Contigo sou sempre sincera, mas só contigo.
A minha mãe tem feito um esforço para falar comigo, mas não tem jeito, não é por mal.Falta de hábito...quando não sabe que assunto puxar, pôem-se a falar das clientes da loja, as Xaxões, as Pituchas, as Ninis, as Dadinhas, as Coitadinhas... O meu pai anda triste, mas não diz nada.No outro dia, quando olhou para mim percebi que se comoveu(talvez por eu estar muito magra) mas segue à risca o velho ditado " um homem não chora" e disfarça, põe um sorriso de plástico e faz de conta que está a correr tudo bem. Tenho pena do meu pai, tenho mesmo muita pena.Deve ser frustrante ter uma filha como eu, pior ainda do que ser pai do Pré-histórico, embora me custe um bocado a admiti-lo.

§ **Usando a informação**:
(a) No texto para análise, de que fala a mãe quando não sabe que assunto puxar?
(b) Reescreva o trecho do texto para análise, começando em "Contigo sou sempre" e terminando em "bocado a admiti-lo.", com "pai" trocado por "irmão".

§ **Dados apresentados**:

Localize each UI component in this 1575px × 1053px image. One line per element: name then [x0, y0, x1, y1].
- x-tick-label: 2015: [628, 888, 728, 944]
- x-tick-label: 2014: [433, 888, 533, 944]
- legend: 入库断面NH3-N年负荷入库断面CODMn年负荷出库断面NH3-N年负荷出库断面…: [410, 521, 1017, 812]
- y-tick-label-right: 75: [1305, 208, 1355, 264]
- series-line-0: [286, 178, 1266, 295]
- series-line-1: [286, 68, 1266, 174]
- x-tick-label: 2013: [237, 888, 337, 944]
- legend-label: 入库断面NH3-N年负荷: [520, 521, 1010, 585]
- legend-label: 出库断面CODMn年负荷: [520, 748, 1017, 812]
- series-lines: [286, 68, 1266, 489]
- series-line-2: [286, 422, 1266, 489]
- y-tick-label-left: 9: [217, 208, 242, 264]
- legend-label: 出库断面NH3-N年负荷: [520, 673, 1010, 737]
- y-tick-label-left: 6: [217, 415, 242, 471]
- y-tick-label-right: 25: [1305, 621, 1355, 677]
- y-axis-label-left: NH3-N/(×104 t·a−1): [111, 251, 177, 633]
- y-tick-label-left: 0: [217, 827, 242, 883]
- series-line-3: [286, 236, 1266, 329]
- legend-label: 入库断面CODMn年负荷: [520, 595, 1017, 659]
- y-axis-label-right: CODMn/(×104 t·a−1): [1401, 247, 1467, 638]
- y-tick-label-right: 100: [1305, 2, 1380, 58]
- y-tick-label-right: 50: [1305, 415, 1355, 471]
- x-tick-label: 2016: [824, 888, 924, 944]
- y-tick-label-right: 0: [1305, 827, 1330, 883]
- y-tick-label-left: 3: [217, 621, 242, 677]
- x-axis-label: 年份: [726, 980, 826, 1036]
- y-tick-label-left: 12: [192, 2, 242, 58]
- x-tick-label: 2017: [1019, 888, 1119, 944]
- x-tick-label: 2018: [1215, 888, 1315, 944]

§ **Lista de respostas**:
(a) Das clientes da loja.

(b)
Contigo sou sempre sincera, mas só contigo.
A minha mãe tem feito um esforço para falar comigo, mas não tem jeito, não é por mal.Falta de hábito...quando não sabe que assunto puxar, pôem-se a falar das clientes da loja, as Xaxões, as Pituchas, as Ninis, as Dadinhas, as Coitadinhas... O meu irmão anda triste, mas não diz nada.No outro dia, quando olhou para mim percebi que se comoveu(talvez por eu estar muito magra) mas segue à risca o velho ditado " um homem não chora" e disfarça, põe um sorriso de plástico e faz de conta que está a correr tudo bem. Tenho pena do meu irmão, tenho mesmo muita pena.Deve ser frustrante ter uma filha como eu, pior ainda do que ser irmão do Pré-histórico, embora me custe um bocado a admiti-lo.